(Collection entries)
##############################
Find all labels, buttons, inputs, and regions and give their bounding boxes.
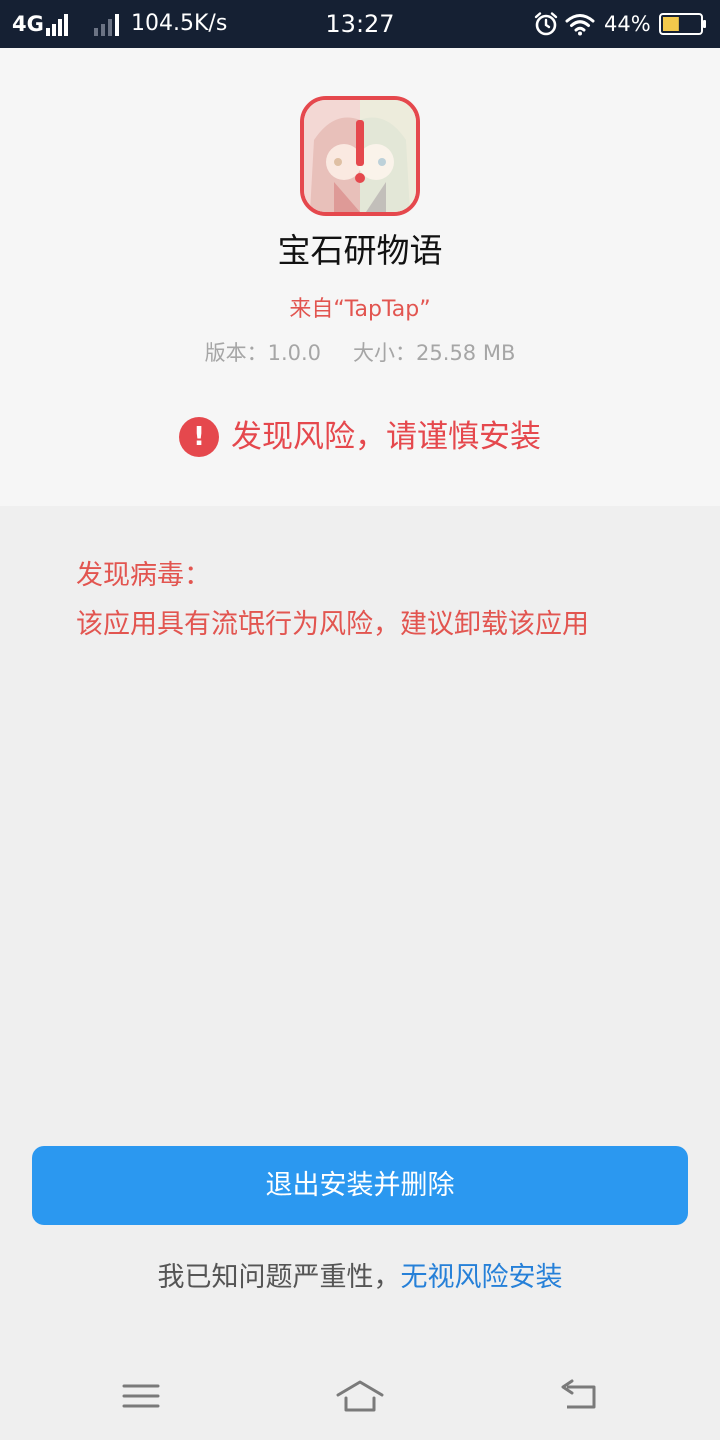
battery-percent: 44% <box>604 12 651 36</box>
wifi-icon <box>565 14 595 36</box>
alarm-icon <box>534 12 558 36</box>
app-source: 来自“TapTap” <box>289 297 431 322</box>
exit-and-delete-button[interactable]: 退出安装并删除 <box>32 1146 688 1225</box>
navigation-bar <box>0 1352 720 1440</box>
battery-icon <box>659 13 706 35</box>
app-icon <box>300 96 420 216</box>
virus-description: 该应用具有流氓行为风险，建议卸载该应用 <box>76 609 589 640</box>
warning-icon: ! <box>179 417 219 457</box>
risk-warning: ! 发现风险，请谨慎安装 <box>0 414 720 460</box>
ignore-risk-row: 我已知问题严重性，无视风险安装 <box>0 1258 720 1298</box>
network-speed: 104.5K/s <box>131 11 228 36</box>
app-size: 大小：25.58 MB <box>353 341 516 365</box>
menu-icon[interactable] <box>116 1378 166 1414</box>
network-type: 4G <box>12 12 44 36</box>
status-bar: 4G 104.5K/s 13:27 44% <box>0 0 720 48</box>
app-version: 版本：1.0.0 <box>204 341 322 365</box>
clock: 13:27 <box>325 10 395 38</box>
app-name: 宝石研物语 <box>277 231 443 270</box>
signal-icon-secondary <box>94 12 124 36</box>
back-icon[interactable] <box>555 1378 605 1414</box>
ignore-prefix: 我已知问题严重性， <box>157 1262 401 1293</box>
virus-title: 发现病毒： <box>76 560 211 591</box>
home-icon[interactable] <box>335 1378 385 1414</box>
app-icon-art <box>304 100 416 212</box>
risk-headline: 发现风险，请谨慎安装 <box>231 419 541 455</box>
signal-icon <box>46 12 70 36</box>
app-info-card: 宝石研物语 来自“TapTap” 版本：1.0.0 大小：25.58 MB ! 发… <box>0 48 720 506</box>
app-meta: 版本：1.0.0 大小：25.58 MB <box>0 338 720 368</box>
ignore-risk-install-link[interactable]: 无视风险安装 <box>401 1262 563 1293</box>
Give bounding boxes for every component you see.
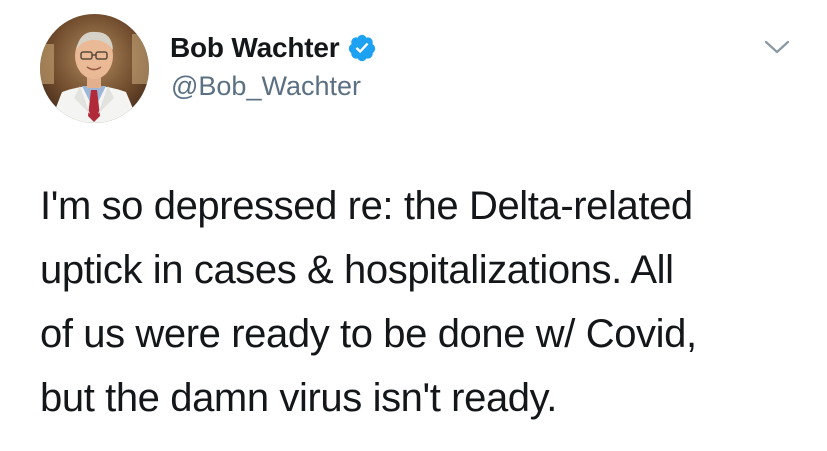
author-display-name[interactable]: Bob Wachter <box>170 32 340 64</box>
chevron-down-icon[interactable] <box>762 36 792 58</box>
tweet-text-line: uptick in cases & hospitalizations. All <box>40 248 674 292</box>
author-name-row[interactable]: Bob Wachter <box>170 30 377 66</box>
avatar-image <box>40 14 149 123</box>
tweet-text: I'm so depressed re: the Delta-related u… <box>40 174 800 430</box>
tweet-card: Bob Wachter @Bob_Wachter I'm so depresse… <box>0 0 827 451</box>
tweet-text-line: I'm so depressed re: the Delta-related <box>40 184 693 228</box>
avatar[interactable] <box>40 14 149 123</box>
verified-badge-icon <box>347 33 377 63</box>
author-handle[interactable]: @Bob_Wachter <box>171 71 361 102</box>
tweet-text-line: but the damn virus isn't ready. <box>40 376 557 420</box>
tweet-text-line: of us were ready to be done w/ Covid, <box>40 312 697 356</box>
##############################
> EXERCISE INSTRUCTIONS: Answer with a single number: how many lines above hold the word "请谨慎安装"?

> EXERCISE ANSWER: 2